(Data items)
• • •

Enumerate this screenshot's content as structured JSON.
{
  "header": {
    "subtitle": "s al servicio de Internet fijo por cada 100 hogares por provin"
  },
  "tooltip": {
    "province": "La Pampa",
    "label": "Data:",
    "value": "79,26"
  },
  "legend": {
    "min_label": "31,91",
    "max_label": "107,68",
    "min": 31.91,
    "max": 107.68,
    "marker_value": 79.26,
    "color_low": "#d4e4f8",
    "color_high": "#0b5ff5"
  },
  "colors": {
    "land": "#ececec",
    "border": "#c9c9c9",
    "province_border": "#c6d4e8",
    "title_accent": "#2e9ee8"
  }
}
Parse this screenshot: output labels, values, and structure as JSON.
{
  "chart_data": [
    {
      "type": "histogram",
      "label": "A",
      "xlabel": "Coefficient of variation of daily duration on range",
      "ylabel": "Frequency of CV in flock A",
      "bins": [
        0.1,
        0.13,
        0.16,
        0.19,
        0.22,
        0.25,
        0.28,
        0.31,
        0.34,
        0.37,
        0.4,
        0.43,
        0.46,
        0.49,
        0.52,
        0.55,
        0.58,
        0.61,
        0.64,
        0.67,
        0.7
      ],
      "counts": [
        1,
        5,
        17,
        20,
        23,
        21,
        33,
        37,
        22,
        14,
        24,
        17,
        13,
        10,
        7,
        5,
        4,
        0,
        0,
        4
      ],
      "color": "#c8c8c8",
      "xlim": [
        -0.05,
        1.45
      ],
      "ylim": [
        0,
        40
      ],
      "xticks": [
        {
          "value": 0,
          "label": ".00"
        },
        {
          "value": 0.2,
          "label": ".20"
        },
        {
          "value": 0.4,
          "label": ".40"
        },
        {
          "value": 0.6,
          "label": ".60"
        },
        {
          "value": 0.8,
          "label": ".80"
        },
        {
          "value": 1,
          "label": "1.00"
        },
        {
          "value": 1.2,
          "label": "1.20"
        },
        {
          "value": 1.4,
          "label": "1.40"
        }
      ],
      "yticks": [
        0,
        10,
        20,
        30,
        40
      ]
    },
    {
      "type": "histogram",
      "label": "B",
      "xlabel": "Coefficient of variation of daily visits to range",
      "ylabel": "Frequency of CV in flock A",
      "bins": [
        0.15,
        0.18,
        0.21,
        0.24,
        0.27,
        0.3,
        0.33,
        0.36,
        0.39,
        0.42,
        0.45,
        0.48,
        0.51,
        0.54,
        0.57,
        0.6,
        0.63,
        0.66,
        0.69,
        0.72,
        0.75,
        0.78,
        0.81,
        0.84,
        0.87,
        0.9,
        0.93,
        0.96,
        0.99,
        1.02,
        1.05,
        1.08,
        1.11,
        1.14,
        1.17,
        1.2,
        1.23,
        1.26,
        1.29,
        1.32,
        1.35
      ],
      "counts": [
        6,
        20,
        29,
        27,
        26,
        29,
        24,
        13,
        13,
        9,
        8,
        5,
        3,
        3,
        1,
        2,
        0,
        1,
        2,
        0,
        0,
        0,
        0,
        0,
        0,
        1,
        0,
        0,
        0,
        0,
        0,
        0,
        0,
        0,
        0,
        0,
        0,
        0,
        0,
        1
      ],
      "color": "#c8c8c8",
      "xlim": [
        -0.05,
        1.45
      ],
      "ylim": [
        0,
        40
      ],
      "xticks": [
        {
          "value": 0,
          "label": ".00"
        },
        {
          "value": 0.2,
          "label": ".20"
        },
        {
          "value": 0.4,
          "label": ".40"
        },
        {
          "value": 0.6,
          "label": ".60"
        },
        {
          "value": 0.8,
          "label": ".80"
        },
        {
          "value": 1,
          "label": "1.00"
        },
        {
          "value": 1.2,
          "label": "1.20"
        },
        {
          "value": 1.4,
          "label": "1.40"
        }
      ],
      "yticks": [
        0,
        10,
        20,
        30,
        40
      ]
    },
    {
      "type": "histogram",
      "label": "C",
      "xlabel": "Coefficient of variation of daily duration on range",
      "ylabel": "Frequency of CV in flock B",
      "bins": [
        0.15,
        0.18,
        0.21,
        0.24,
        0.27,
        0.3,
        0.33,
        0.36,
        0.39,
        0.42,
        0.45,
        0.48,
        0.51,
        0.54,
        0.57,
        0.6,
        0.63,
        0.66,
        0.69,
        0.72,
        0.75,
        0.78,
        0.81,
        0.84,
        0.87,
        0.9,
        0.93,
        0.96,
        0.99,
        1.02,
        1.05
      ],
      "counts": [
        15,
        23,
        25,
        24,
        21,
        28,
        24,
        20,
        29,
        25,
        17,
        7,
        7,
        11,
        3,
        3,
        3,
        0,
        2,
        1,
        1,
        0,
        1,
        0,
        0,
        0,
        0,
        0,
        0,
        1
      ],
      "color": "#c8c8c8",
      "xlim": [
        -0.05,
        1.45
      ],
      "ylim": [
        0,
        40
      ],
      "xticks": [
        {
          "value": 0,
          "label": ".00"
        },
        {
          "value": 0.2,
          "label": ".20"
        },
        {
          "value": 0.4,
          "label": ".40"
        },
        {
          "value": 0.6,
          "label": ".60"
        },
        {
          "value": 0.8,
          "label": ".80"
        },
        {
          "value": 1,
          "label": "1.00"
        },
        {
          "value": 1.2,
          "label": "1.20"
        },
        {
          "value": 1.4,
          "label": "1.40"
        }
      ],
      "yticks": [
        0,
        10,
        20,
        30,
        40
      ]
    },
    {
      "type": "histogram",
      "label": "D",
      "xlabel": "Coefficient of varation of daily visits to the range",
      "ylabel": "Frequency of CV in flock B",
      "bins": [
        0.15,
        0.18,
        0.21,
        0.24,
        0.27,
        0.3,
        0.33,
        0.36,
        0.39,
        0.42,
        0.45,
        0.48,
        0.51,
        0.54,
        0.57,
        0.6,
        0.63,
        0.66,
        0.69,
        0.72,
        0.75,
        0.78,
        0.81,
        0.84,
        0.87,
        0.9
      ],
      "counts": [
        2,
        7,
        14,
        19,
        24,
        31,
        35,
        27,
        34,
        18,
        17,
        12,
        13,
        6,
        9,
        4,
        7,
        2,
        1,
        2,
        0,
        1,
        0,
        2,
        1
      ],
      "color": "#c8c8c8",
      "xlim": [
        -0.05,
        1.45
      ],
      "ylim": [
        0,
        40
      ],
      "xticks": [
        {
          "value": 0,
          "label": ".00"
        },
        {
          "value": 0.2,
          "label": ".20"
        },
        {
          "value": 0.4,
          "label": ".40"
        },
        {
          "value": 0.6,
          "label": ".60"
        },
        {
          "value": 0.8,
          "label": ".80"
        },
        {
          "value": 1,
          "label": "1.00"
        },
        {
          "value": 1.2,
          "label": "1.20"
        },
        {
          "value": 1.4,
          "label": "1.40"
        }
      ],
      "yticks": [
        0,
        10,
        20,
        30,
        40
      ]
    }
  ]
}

• • •

* [Task]: Take the entries above and transcribe them in full.

* [Result]:
Enumerate this screenshot's content as structured JSON.
{
  "header": {
    "subtitle": "s al servicio de Internet fijo por cada 100 hogares por provin"
  },
  "tooltip": {
    "province": "La Pampa",
    "label": "Data:",
    "value": "79,26"
  },
  "legend": {
    "min_label": "31,91",
    "max_label": "107,68",
    "min": 31.91,
    "max": 107.68,
    "marker_value": 79.26,
    "color_low": "#d4e4f8",
    "color_high": "#0b5ff5"
  },
  "colors": {
    "land": "#ececec",
    "border": "#c9c9c9",
    "province_border": "#c6d4e8",
    "title_accent": "#2e9ee8"
  }
}
Parse this screenshot: output labels, values, and structure as JSON.
{
  "chart_data": [
    {
      "type": "histogram",
      "label": "A",
      "xlabel": "Coefficient of variation of daily duration on range",
      "ylabel": "Frequency of CV in flock A",
      "bins": [
        0.1,
        0.13,
        0.16,
        0.19,
        0.22,
        0.25,
        0.28,
        0.31,
        0.34,
        0.37,
        0.4,
        0.43,
        0.46,
        0.49,
        0.52,
        0.55,
        0.58,
        0.61,
        0.64,
        0.67,
        0.7
      ],
      "counts": [
        1,
        5,
        17,
        20,
        23,
        21,
        33,
        37,
        22,
        14,
        24,
        17,
        13,
        10,
        7,
        5,
        4,
        0,
        0,
        4
      ],
      "color": "#c8c8c8",
      "xlim": [
        -0.05,
        1.45
      ],
      "ylim": [
        0,
        40
      ],
      "xticks": [
        {
          "value": 0,
          "label": ".00"
        },
        {
          "value": 0.2,
          "label": ".20"
        },
        {
          "value": 0.4,
          "label": ".40"
        },
        {
          "value": 0.6,
          "label": ".60"
        },
        {
          "value": 0.8,
          "label": ".80"
        },
        {
          "value": 1,
          "label": "1.00"
        },
        {
          "value": 1.2,
          "label": "1.20"
        },
        {
          "value": 1.4,
          "label": "1.40"
        }
      ],
      "yticks": [
        0,
        10,
        20,
        30,
        40
      ]
    },
    {
      "type": "histogram",
      "label": "B",
      "xlabel": "Coefficient of variation of daily visits to range",
      "ylabel": "Frequency of CV in flock A",
      "bins": [
        0.15,
        0.18,
        0.21,
        0.24,
        0.27,
        0.3,
        0.33,
        0.36,
        0.39,
        0.42,
        0.45,
        0.48,
        0.51,
        0.54,
        0.57,
        0.6,
        0.63,
        0.66,
        0.69,
        0.72,
        0.75,
        0.78,
        0.81,
        0.84,
        0.87,
        0.9,
        0.93,
        0.96,
        0.99,
        1.02,
        1.05,
        1.08,
        1.11,
        1.14,
        1.17,
        1.2,
        1.23,
        1.26,
        1.29,
        1.32,
        1.35
      ],
      "counts": [
        6,
        20,
        29,
        27,
        26,
        29,
        24,
        13,
        13,
        9,
        8,
        5,
        3,
        3,
        1,
        2,
        0,
        1,
        2,
        0,
        0,
        0,
        0,
        0,
        0,
        1,
        0,
        0,
        0,
        0,
        0,
        0,
        0,
        0,
        0,
        0,
        0,
        0,
        0,
        1
      ],
      "color": "#c8c8c8",
      "xlim": [
        -0.05,
        1.45
      ],
      "ylim": [
        0,
        40
      ],
      "xticks": [
        {
          "value": 0,
          "label": ".00"
        },
        {
          "value": 0.2,
          "label": ".20"
        },
        {
          "value": 0.4,
          "label": ".40"
        },
        {
          "value": 0.6,
          "label": ".60"
        },
        {
          "value": 0.8,
          "label": ".80"
        },
        {
          "value": 1,
          "label": "1.00"
        },
        {
          "value": 1.2,
          "label": "1.20"
        },
        {
          "value": 1.4,
          "label": "1.40"
        }
      ],
      "yticks": [
        0,
        10,
        20,
        30,
        40
      ]
    },
    {
      "type": "histogram",
      "label": "C",
      "xlabel": "Coefficient of variation of daily duration on range",
      "ylabel": "Frequency of CV in flock B",
      "bins": [
        0.15,
        0.18,
        0.21,
        0.24,
        0.27,
        0.3,
        0.33,
        0.36,
        0.39,
        0.42,
        0.45,
        0.48,
        0.51,
        0.54,
        0.57,
        0.6,
        0.63,
        0.66,
        0.69,
        0.72,
        0.75,
        0.78,
        0.81,
        0.84,
        0.87,
        0.9,
        0.93,
        0.96,
        0.99,
        1.02,
        1.05
      ],
      "counts": [
        15,
        23,
        25,
        24,
        21,
        28,
        24,
        20,
        29,
        25,
        17,
        7,
        7,
        11,
        3,
        3,
        3,
        0,
        2,
        1,
        1,
        0,
        1,
        0,
        0,
        0,
        0,
        0,
        0,
        1
      ],
      "color": "#c8c8c8",
      "xlim": [
        -0.05,
        1.45
      ],
      "ylim": [
        0,
        40
      ],
      "xticks": [
        {
          "value": 0,
          "label": ".00"
        },
        {
          "value": 0.2,
          "label": ".20"
        },
        {
          "value": 0.4,
          "label": ".40"
        },
        {
          "value": 0.6,
          "label": ".60"
        },
        {
          "value": 0.8,
          "label": ".80"
        },
        {
          "value": 1,
          "label": "1.00"
        },
        {
          "value": 1.2,
          "label": "1.20"
        },
        {
          "value": 1.4,
          "label": "1.40"
        }
      ],
      "yticks": [
        0,
        10,
        20,
        30,
        40
      ]
    },
    {
      "type": "histogram",
      "label": "D",
      "xlabel": "Coefficient of varation of daily visits to the range",
      "ylabel": "Frequency of CV in flock B",
      "bins": [
        0.15,
        0.18,
        0.21,
        0.24,
        0.27,
        0.3,
        0.33,
        0.36,
        0.39,
        0.42,
        0.45,
        0.48,
        0.51,
        0.54,
        0.57,
        0.6,
        0.63,
        0.66,
        0.69,
        0.72,
        0.75,
        0.78,
        0.81,
        0.84,
        0.87,
        0.9
      ],
      "counts": [
        2,
        7,
        14,
        19,
        24,
        31,
        35,
        27,
        34,
        18,
        17,
        12,
        13,
        6,
        9,
        4,
        7,
        2,
        1,
        2,
        0,
        1,
        0,
        2,
        1
      ],
      "color": "#c8c8c8",
      "xlim": [
        -0.05,
        1.45
      ],
      "ylim": [
        0,
        40
      ],
      "xticks": [
        {
          "value": 0,
          "label": ".00"
        },
        {
          "value": 0.2,
          "label": ".20"
        },
        {
          "value": 0.4,
          "label": ".40"
        },
        {
          "value": 0.6,
          "label": ".60"
        },
        {
          "value": 0.8,
          "label": ".80"
        },
        {
          "value": 1,
          "label": "1.00"
        },
        {
          "value": 1.2,
          "label": "1.20"
        },
        {
          "value": 1.4,
          "label": "1.40"
        }
      ],
      "yticks": [
        0,
        10,
        20,
        30,
        40
      ]
    }
  ]
}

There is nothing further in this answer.